Information shown:
· · ·

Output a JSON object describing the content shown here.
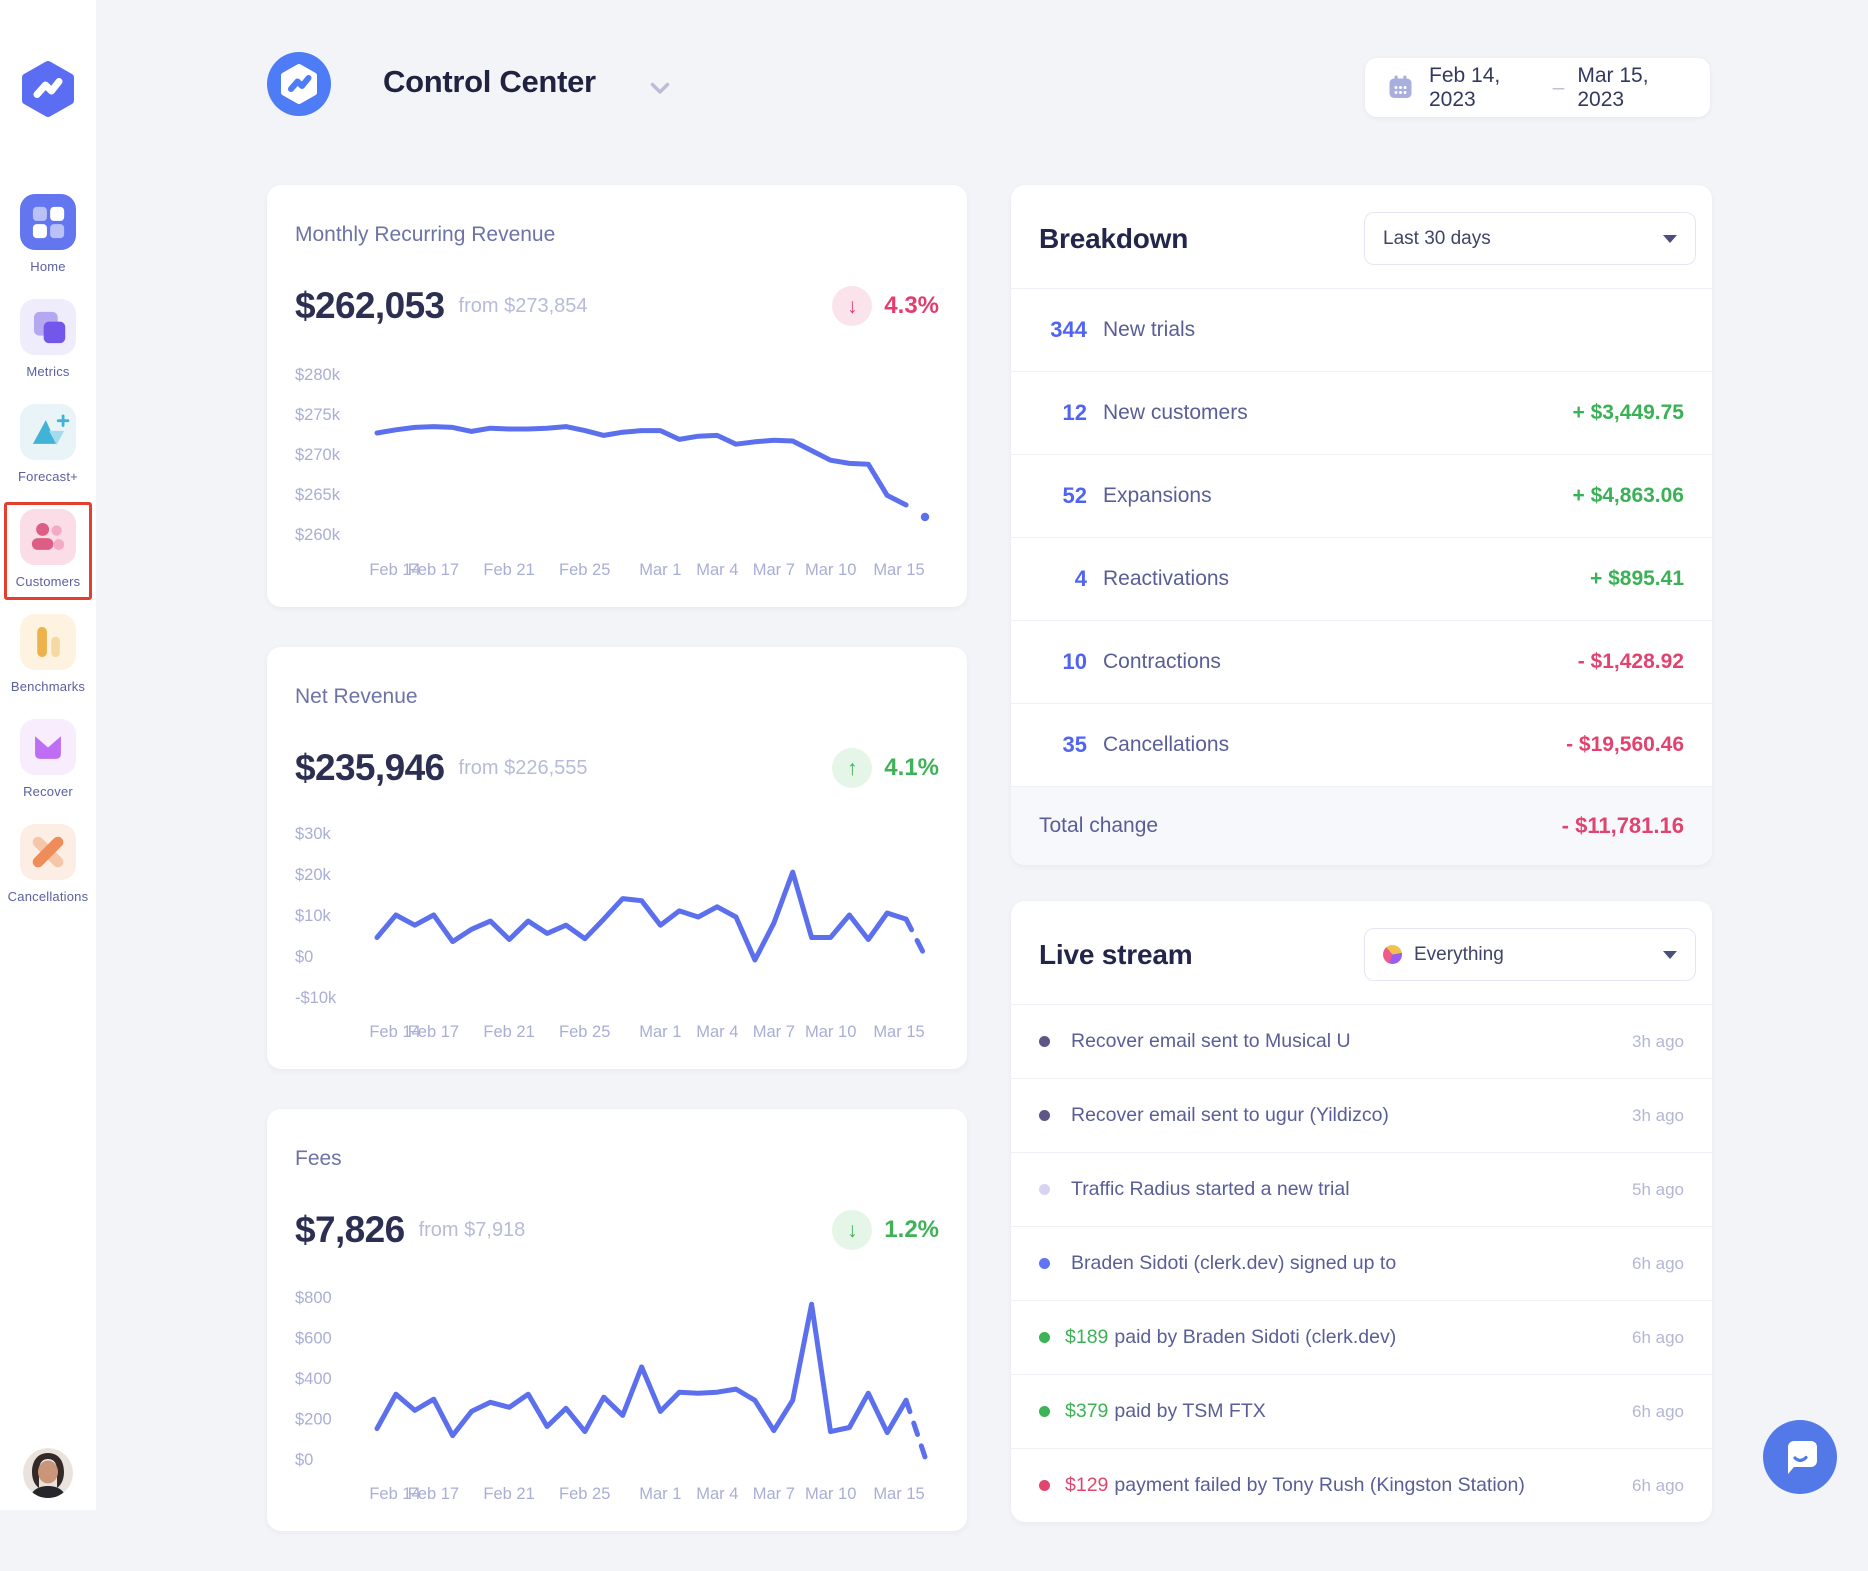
{
  "sidebar": {
    "items": [
      {
        "id": "home",
        "icon": "home-icon",
        "label": "Home",
        "highlighted": false
      },
      {
        "id": "metrics",
        "icon": "metrics-icon",
        "label": "Metrics",
        "highlighted": false
      },
      {
        "id": "forecast",
        "icon": "forecast-icon",
        "label": "Forecast+",
        "highlighted": false
      },
      {
        "id": "customers",
        "icon": "customers-icon",
        "label": "Customers",
        "highlighted": true
      },
      {
        "id": "benchmarks",
        "icon": "benchmarks-icon",
        "label": "Benchmarks",
        "highlighted": false
      },
      {
        "id": "recover",
        "icon": "recover-icon",
        "label": "Recover",
        "highlighted": false
      },
      {
        "id": "cancellations",
        "icon": "cancellations-icon",
        "label": "Cancellations",
        "highlighted": false
      }
    ],
    "highlight_color": "#e2402c"
  },
  "header": {
    "title": "Control Center",
    "date_range": {
      "start": "Feb 14, 2023",
      "separator": "–",
      "end": "Mar 15, 2023"
    }
  },
  "metric_cards": [
    {
      "id": "mrr",
      "title": "Monthly Recurring Revenue",
      "value": "$262,053",
      "from_label": "from $273,854",
      "change": {
        "value": "4.3%",
        "direction": "down",
        "sentiment": "negative"
      }
    },
    {
      "id": "net-revenue",
      "title": "Net Revenue",
      "value": "$235,946",
      "from_label": "from $226,555",
      "change": {
        "value": "4.1%",
        "direction": "up",
        "sentiment": "positive"
      }
    },
    {
      "id": "fees",
      "title": "Fees",
      "value": "$7,826",
      "from_label": "from $7,918",
      "change": {
        "value": "1.2%",
        "direction": "down",
        "sentiment": "positive"
      }
    }
  ],
  "breakdown": {
    "title": "Breakdown",
    "filter_label": "Last 30 days",
    "rows": [
      {
        "count": "344",
        "label": "New trials",
        "amount": "",
        "tone": "none"
      },
      {
        "count": "12",
        "label": "New customers",
        "amount": "+ $3,449.75",
        "tone": "positive"
      },
      {
        "count": "52",
        "label": "Expansions",
        "amount": "+ $4,863.06",
        "tone": "positive"
      },
      {
        "count": "4",
        "label": "Reactivations",
        "amount": "+ $895.41",
        "tone": "positive"
      },
      {
        "count": "10",
        "label": "Contractions",
        "amount": "- $1,428.92",
        "tone": "negative"
      },
      {
        "count": "35",
        "label": "Cancellations",
        "amount": "- $19,560.46",
        "tone": "negative"
      }
    ],
    "total": {
      "label": "Total change",
      "amount": "- $11,781.16",
      "tone": "negative"
    }
  },
  "live_stream": {
    "title": "Live stream",
    "filter_label": "Everything",
    "items": [
      {
        "category": "recover",
        "amount": "",
        "text": "Recover email sent to Musical U",
        "time": "3h ago"
      },
      {
        "category": "recover",
        "amount": "",
        "text": "Recover email sent to ugur (Yildizco)",
        "time": "3h ago"
      },
      {
        "category": "trial",
        "amount": "",
        "text": "Traffic Radius started a new trial",
        "time": "5h ago"
      },
      {
        "category": "signup",
        "amount": "",
        "text": "Braden Sidoti (clerk.dev) signed up to",
        "time": "6h ago"
      },
      {
        "category": "payment",
        "amount": "$189",
        "text": "paid by Braden Sidoti (clerk.dev)",
        "time": "6h ago"
      },
      {
        "category": "payment",
        "amount": "$379",
        "text": "paid by TSM FTX",
        "time": "6h ago"
      },
      {
        "category": "payment_failed",
        "amount": "$129",
        "text": "payment failed by Tony Rush (Kingston Station)",
        "time": "6h ago"
      }
    ],
    "category_colors": {
      "recover": "#5e5786",
      "trial": "#d9d3f0",
      "signup": "#6373f2",
      "payment": "#3db257",
      "payment_failed": "#e0476e"
    }
  },
  "colors": {
    "accent_blue": "#5c70ee",
    "positive_green": "#3bb157",
    "negative_red": "#e0436e",
    "count_blue": "#5064f1",
    "sidebar_highlight": "#e2402c"
  },
  "chart_data": [
    {
      "type": "line",
      "title": "Monthly Recurring Revenue",
      "x_ticks": [
        {
          "label": "Feb 14",
          "pos": 0
        },
        {
          "label": "Feb 17",
          "pos": 0.103
        },
        {
          "label": "Feb 21",
          "pos": 0.241
        },
        {
          "label": "Feb 25",
          "pos": 0.379
        },
        {
          "label": "Mar 1",
          "pos": 0.517
        },
        {
          "label": "Mar 4",
          "pos": 0.621
        },
        {
          "label": "Mar 7",
          "pos": 0.724
        },
        {
          "label": "Mar 10",
          "pos": 0.828
        },
        {
          "label": "Mar 15",
          "pos": 1
        }
      ],
      "y_ticks": [
        {
          "value": 280000,
          "label": "$280k"
        },
        {
          "value": 275000,
          "label": "$275k"
        },
        {
          "value": 270000,
          "label": "$270k"
        },
        {
          "value": 265000,
          "label": "$265k"
        },
        {
          "value": 260000,
          "label": "$260k"
        }
      ],
      "ylim": [
        258600,
        281600
      ],
      "values": [
        272600,
        273000,
        273300,
        273400,
        273300,
        272800,
        273200,
        273100,
        273100,
        273200,
        273400,
        272900,
        272300,
        272700,
        272900,
        272900,
        271800,
        272200,
        272300,
        271200,
        271500,
        271700,
        271600,
        270400,
        269200,
        268800,
        268700,
        264800,
        263600,
        262100
      ],
      "tail": "dot",
      "grid": false,
      "legend": false
    },
    {
      "type": "line",
      "title": "Net Revenue",
      "x_ticks": [
        {
          "label": "Feb 14",
          "pos": 0
        },
        {
          "label": "Feb 17",
          "pos": 0.103
        },
        {
          "label": "Feb 21",
          "pos": 0.241
        },
        {
          "label": "Feb 25",
          "pos": 0.379
        },
        {
          "label": "Mar 1",
          "pos": 0.517
        },
        {
          "label": "Mar 4",
          "pos": 0.621
        },
        {
          "label": "Mar 7",
          "pos": 0.724
        },
        {
          "label": "Mar 10",
          "pos": 0.828
        },
        {
          "label": "Mar 15",
          "pos": 1
        }
      ],
      "y_ticks": [
        {
          "value": 30000,
          "label": "$30k"
        },
        {
          "value": 20000,
          "label": "$20k"
        },
        {
          "value": 10000,
          "label": "$10k"
        },
        {
          "value": 0,
          "label": "$0"
        },
        {
          "value": -10000,
          "label": "-$10k"
        }
      ],
      "ylim": [
        -12500,
        32500
      ],
      "values": [
        4500,
        10000,
        7500,
        10000,
        3500,
        6500,
        8500,
        4000,
        8500,
        5500,
        7500,
        4200,
        9000,
        14000,
        13500,
        7500,
        11000,
        9500,
        12000,
        9500,
        -1000,
        8000,
        20500,
        4500,
        4500,
        10000,
        4000,
        10500,
        9000,
        0
      ],
      "tail": "dash",
      "dash_from": 28,
      "grid": false,
      "legend": false
    },
    {
      "type": "line",
      "title": "Fees",
      "x_ticks": [
        {
          "label": "Feb 14",
          "pos": 0
        },
        {
          "label": "Feb 17",
          "pos": 0.103
        },
        {
          "label": "Feb 21",
          "pos": 0.241
        },
        {
          "label": "Feb 25",
          "pos": 0.379
        },
        {
          "label": "Mar 1",
          "pos": 0.517
        },
        {
          "label": "Mar 4",
          "pos": 0.621
        },
        {
          "label": "Mar 7",
          "pos": 0.724
        },
        {
          "label": "Mar 10",
          "pos": 0.828
        },
        {
          "label": "Mar 15",
          "pos": 1
        }
      ],
      "y_ticks": [
        {
          "value": 800,
          "label": "$800"
        },
        {
          "value": 600,
          "label": "$600"
        },
        {
          "value": 400,
          "label": "$400"
        },
        {
          "value": 200,
          "label": "$200"
        },
        {
          "value": 0,
          "label": "$0"
        }
      ],
      "ylim": [
        -50,
        860
      ],
      "values": [
        150,
        320,
        240,
        295,
        115,
        235,
        280,
        255,
        320,
        160,
        250,
        135,
        305,
        215,
        455,
        235,
        330,
        325,
        330,
        345,
        290,
        140,
        290,
        765,
        135,
        155,
        325,
        130,
        290,
        10
      ],
      "tail": "dash",
      "dash_from": 28,
      "grid": false,
      "legend": false
    }
  ]
}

· · ·

Exercise:
List every line from the entries above in which "paid" appears.

Exercise response:
        "text": "paid by Braden Sidoti (clerk.dev)",
        "text": "paid by TSM FTX",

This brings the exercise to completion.